(WRITTEN INSTRUCTION) Find every line of the listing below where "ปะมาเทนะ" appears, and copy it.

(PROVIDED INFORMATION)
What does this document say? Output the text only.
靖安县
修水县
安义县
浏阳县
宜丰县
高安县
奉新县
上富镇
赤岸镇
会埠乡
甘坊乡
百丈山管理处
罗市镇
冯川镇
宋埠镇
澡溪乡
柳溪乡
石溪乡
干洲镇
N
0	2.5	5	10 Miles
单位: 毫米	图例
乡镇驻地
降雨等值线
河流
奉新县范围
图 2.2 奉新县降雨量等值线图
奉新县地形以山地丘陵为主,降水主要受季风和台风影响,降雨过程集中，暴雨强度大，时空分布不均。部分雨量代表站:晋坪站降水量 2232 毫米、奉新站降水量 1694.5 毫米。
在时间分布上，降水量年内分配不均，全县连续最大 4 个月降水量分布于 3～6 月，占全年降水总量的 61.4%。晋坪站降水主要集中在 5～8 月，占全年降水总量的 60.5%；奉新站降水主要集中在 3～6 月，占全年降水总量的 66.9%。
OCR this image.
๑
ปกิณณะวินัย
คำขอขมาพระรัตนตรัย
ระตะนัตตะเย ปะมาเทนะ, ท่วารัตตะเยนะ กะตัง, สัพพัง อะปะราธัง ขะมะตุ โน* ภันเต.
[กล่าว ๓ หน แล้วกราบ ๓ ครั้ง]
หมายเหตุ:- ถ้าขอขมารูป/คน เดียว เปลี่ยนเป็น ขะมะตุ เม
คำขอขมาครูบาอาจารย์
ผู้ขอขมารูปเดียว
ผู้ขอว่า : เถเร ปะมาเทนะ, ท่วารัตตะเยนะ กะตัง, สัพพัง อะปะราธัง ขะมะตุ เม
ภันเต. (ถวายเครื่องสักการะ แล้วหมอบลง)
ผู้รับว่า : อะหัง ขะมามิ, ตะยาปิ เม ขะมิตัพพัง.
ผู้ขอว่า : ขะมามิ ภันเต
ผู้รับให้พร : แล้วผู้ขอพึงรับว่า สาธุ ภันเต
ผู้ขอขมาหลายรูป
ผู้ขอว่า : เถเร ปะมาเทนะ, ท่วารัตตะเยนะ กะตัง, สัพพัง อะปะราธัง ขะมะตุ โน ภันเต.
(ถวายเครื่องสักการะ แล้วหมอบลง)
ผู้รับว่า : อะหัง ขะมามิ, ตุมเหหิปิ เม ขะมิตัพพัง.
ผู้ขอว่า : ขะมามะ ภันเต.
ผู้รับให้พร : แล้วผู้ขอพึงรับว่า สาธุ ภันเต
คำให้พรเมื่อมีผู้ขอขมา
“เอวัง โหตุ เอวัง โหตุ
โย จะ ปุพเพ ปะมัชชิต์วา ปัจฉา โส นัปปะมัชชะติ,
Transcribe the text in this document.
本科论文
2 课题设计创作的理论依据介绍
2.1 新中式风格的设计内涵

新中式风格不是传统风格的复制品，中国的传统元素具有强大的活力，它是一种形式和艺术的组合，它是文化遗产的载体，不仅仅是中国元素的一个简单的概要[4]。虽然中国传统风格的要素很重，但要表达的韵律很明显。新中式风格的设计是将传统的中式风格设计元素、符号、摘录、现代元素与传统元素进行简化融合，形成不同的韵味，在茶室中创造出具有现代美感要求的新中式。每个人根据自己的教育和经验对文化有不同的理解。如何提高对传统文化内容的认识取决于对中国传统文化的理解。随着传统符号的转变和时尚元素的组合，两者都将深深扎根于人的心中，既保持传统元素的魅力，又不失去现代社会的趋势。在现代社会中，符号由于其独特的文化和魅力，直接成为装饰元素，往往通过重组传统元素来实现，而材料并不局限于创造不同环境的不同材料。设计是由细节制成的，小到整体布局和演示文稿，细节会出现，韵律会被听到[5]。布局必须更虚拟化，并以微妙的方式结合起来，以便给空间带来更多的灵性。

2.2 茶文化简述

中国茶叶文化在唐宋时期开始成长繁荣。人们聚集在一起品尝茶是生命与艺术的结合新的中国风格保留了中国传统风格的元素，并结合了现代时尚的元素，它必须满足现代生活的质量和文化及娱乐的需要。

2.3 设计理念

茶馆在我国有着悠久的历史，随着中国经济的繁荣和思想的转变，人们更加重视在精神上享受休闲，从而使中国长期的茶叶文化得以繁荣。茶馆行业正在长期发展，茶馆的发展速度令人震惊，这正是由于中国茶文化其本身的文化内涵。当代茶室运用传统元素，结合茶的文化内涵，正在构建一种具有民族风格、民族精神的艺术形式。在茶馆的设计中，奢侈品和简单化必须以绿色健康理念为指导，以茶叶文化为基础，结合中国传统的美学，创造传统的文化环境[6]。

(TASK RESPONSE)
ระตะนัตตะเย ปะมาเทนะ, ท่วารัตตะเยนะ กะตัง, สัพพัง อะปะราธัง ขะมะตุ โน* ภันเต.
ผู้ขอว่า : เถเร ปะมาเทนะ, ท่วารัตตะเยนะ กะตัง, สัพพัง อะปะราธัง ขะมะตุ เม
ผู้ขอว่า : เถเร ปะมาเทนะ, ท่วารัตตะเยนะ กะตัง, สัพพัง อะปะราธัง ขะมะตุ โน ภันเต.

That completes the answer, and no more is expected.